* **SET TASK**:
Repeat, without any change, the entries presented below.

* **EXERCISE MATERIAL**:
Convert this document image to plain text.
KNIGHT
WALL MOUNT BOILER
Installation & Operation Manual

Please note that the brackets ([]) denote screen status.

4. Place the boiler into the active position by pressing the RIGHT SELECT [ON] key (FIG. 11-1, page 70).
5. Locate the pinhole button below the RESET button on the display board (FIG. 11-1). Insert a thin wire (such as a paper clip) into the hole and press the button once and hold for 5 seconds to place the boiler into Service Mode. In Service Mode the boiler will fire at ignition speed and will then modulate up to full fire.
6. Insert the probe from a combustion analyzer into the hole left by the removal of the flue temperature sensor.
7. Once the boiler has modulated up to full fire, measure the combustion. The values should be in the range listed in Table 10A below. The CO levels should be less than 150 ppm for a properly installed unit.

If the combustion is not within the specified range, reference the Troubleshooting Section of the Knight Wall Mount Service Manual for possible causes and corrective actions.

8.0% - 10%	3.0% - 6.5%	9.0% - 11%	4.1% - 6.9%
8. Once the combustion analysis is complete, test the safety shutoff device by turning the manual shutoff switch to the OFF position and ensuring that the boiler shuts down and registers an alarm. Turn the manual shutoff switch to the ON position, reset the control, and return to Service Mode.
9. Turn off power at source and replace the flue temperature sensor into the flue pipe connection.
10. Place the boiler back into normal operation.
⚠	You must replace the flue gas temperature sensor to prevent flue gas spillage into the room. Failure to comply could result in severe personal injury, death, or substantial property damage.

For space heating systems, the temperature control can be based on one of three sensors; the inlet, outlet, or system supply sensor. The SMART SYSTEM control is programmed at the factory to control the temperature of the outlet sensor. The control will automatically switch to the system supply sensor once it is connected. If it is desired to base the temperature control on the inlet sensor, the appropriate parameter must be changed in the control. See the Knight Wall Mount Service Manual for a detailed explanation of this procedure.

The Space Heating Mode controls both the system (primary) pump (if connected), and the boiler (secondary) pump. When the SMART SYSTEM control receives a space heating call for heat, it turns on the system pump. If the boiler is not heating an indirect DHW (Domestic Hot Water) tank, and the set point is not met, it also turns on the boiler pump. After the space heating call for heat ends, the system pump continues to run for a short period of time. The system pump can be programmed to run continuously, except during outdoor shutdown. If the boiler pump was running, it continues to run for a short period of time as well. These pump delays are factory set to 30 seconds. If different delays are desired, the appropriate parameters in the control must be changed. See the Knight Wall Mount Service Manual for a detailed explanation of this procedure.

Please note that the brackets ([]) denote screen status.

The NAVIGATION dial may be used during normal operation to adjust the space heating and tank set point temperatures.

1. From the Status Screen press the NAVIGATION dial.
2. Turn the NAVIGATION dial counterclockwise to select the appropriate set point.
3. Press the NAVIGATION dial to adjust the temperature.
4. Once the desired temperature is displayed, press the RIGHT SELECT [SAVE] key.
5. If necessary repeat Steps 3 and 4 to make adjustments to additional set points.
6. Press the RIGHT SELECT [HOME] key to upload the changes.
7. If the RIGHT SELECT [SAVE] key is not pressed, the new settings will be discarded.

* **SOLUTION TO THE PROBLEM**:
Convert this document image to plain text.
KNIGHT
WALL MOUNT BOILER
Installation & Operation Manual

Please note that the brackets ([]) denote screen status.

4. Place the boiler into the active position by pressing the RIGHT SELECT [ON] key (FIG. 11-1, page 70).
5. Locate the pinhole button below the RESET button on the display board (FIG. 11-1). Insert a thin wire (such as a paper clip) into the hole and press the button once and hold for 5 seconds to place the boiler into Service Mode. In Service Mode the boiler will fire at ignition speed and will then modulate up to full fire.
6. Insert the probe from a combustion analyzer into the hole left by the removal of the flue temperature sensor.
7. Once the boiler has modulated up to full fire, measure the combustion. The values should be in the range listed in Table 10A below. The CO levels should be less than 150 ppm for a properly installed unit.

If the combustion is not within the specified range, reference the Troubleshooting Section of the Knight Wall Mount Service Manual for possible causes and corrective actions.

8.0% - 10%	3.0% - 6.5%	9.0% - 11%	4.1% - 6.9%
8. Once the combustion analysis is complete, test the safety shutoff device by turning the manual shutoff switch to the OFF position and ensuring that the boiler shuts down and registers an alarm. Turn the manual shutoff switch to the ON position, reset the control, and return to Service Mode.
9. Turn off power at source and replace the flue temperature sensor into the flue pipe connection.
10. Place the boiler back into normal operation.
⚠	You must replace the flue gas temperature sensor to prevent flue gas spillage into the room. Failure to comply could result in severe personal injury, death, or substantial property damage.

For space heating systems, the temperature control can be based on one of three sensors; the inlet, outlet, or system supply sensor. The SMART SYSTEM control is programmed at the factory to control the temperature of the outlet sensor. The control will automatically switch to the system supply sensor once it is connected. If it is desired to base the temperature control on the inlet sensor, the appropriate parameter must be changed in the control. See the Knight Wall Mount Service Manual for a detailed explanation of this procedure.

The Space Heating Mode controls both the system (primary) pump (if connected), and the boiler (secondary) pump. When the SMART SYSTEM control receives a space heating call for heat, it turns on the system pump. If the boiler is not heating an indirect DHW (Domestic Hot Water) tank, and the set point is not met, it also turns on the boiler pump. After the space heating call for heat ends, the system pump continues to run for a short period of time. The system pump can be programmed to run continuously, except during outdoor shutdown. If the boiler pump was running, it continues to run for a short period of time as well. These pump delays are factory set to 30 seconds. If different delays are desired, the appropriate parameters in the control must be changed. See the Knight Wall Mount Service Manual for a detailed explanation of this procedure.

Please note that the brackets ([]) denote screen status.

The NAVIGATION dial may be used during normal operation to adjust the space heating and tank set point temperatures.

1. From the Status Screen press the NAVIGATION dial.
2. Turn the NAVIGATION dial counterclockwise to select the appropriate set point.
3. Press the NAVIGATION dial to adjust the temperature.
4. Once the desired temperature is displayed, press the RIGHT SELECT [SAVE] key.
5. If necessary repeat Steps 3 and 4 to make adjustments to additional set points.
6. Press the RIGHT SELECT [HOME] key to upload the changes.
7. If the RIGHT SELECT [SAVE] key is not pressed, the new settings will be discarded.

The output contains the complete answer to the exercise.